> _EXERCISE PROMPT_
The expected result is the full listing, retyped exactly, without a single picture.

++++ PROVIDED INFORMATION ++++

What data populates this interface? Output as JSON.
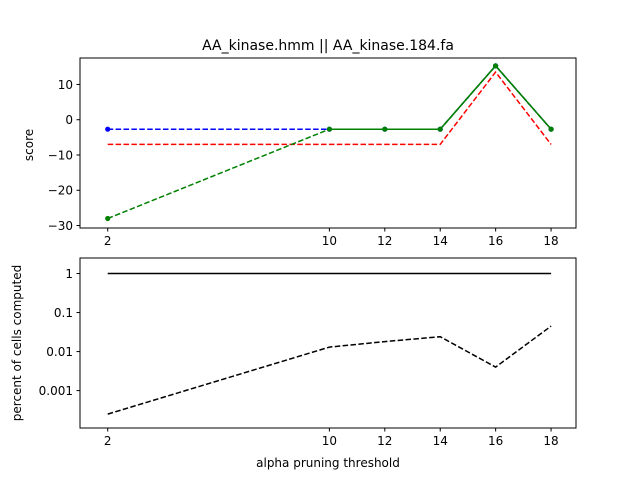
{
  "chart_data": [
    {
      "type": "line",
      "title": "AA_kinase.hmm || AA_kinase.184.fa",
      "xlabel": "",
      "ylabel": "score",
      "xticks": [
        2,
        10,
        12,
        14,
        16,
        18
      ],
      "yticks": [
        10,
        0,
        -10,
        -20,
        -30
      ],
      "xlim": [
        1.0,
        18.9
      ],
      "ylim": [
        -30.7,
        17.5
      ],
      "grid": false,
      "series": [
        {
          "color": "#0000ff",
          "style": "dashed",
          "marker": "dot",
          "x": [
            2,
            10,
            12,
            14,
            16,
            18
          ],
          "y": [
            -2.7,
            -2.7,
            -2.7,
            -2.7,
            15.3,
            -2.7
          ]
        },
        {
          "color": "#ff0000",
          "style": "dashed",
          "marker": "none",
          "x": [
            2,
            10,
            12,
            14,
            16,
            18
          ],
          "y": [
            -7.0,
            -7.0,
            -7.0,
            -7.0,
            13.5,
            -7.0
          ]
        },
        {
          "color": "#008000",
          "style": "dashed",
          "marker": "dot",
          "x": [
            2,
            10,
            12,
            14,
            16,
            18
          ],
          "y": [
            -28.0,
            -2.7,
            -2.7,
            -2.7,
            15.3,
            -2.7
          ]
        },
        {
          "color": "#008000",
          "style": "solid",
          "marker": "none",
          "x": [
            10,
            12,
            14,
            16,
            18
          ],
          "y": [
            -2.7,
            -2.7,
            -2.7,
            15.3,
            -2.7
          ]
        }
      ]
    },
    {
      "type": "line",
      "title": "",
      "xlabel": "alpha pruning threshold",
      "ylabel": "percent of cells computed",
      "xticks": [
        2,
        10,
        12,
        14,
        16,
        18
      ],
      "yticks": [
        1,
        0.1,
        0.01,
        0.001
      ],
      "yticklabels": [
        "1",
        "0.1",
        "0.01",
        "0.001"
      ],
      "yscale": "log",
      "xlim": [
        1.0,
        18.9
      ],
      "ylim": [
        0.00011,
        2.5
      ],
      "grid": false,
      "series": [
        {
          "color": "#000000",
          "style": "solid",
          "marker": "none",
          "x": [
            2,
            10,
            12,
            14,
            16,
            18
          ],
          "y": [
            1,
            1,
            1,
            1,
            1,
            1
          ]
        },
        {
          "color": "#000000",
          "style": "dashed",
          "marker": "none",
          "x": [
            2,
            10,
            12,
            14,
            16,
            18
          ],
          "y": [
            0.00025,
            0.013,
            0.018,
            0.024,
            0.004,
            0.045
          ]
        }
      ]
    }
  ]
}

++++

> _EXERCISE RESULT_
What data populates this interface? Output as JSON.
{
  "chart_data": [
    {
      "type": "line",
      "title": "AA_kinase.hmm || AA_kinase.184.fa",
      "xlabel": "",
      "ylabel": "score",
      "xticks": [
        2,
        10,
        12,
        14,
        16,
        18
      ],
      "yticks": [
        10,
        0,
        -10,
        -20,
        -30
      ],
      "xlim": [
        1.0,
        18.9
      ],
      "ylim": [
        -30.7,
        17.5
      ],
      "grid": false,
      "series": [
        {
          "color": "#0000ff",
          "style": "dashed",
          "marker": "dot",
          "x": [
            2,
            10,
            12,
            14,
            16,
            18
          ],
          "y": [
            -2.7,
            -2.7,
            -2.7,
            -2.7,
            15.3,
            -2.7
          ]
        },
        {
          "color": "#ff0000",
          "style": "dashed",
          "marker": "none",
          "x": [
            2,
            10,
            12,
            14,
            16,
            18
          ],
          "y": [
            -7.0,
            -7.0,
            -7.0,
            -7.0,
            13.5,
            -7.0
          ]
        },
        {
          "color": "#008000",
          "style": "dashed",
          "marker": "dot",
          "x": [
            2,
            10,
            12,
            14,
            16,
            18
          ],
          "y": [
            -28.0,
            -2.7,
            -2.7,
            -2.7,
            15.3,
            -2.7
          ]
        },
        {
          "color": "#008000",
          "style": "solid",
          "marker": "none",
          "x": [
            10,
            12,
            14,
            16,
            18
          ],
          "y": [
            -2.7,
            -2.7,
            -2.7,
            15.3,
            -2.7
          ]
        }
      ]
    },
    {
      "type": "line",
      "title": "",
      "xlabel": "alpha pruning threshold",
      "ylabel": "percent of cells computed",
      "xticks": [
        2,
        10,
        12,
        14,
        16,
        18
      ],
      "yticks": [
        1,
        0.1,
        0.01,
        0.001
      ],
      "yticklabels": [
        "1",
        "0.1",
        "0.01",
        "0.001"
      ],
      "yscale": "log",
      "xlim": [
        1.0,
        18.9
      ],
      "ylim": [
        0.00011,
        2.5
      ],
      "grid": false,
      "series": [
        {
          "color": "#000000",
          "style": "solid",
          "marker": "none",
          "x": [
            2,
            10,
            12,
            14,
            16,
            18
          ],
          "y": [
            1,
            1,
            1,
            1,
            1,
            1
          ]
        },
        {
          "color": "#000000",
          "style": "dashed",
          "marker": "none",
          "x": [
            2,
            10,
            12,
            14,
            16,
            18
          ],
          "y": [
            0.00025,
            0.013,
            0.018,
            0.024,
            0.004,
            0.045
          ]
        }
      ]
    }
  ]
}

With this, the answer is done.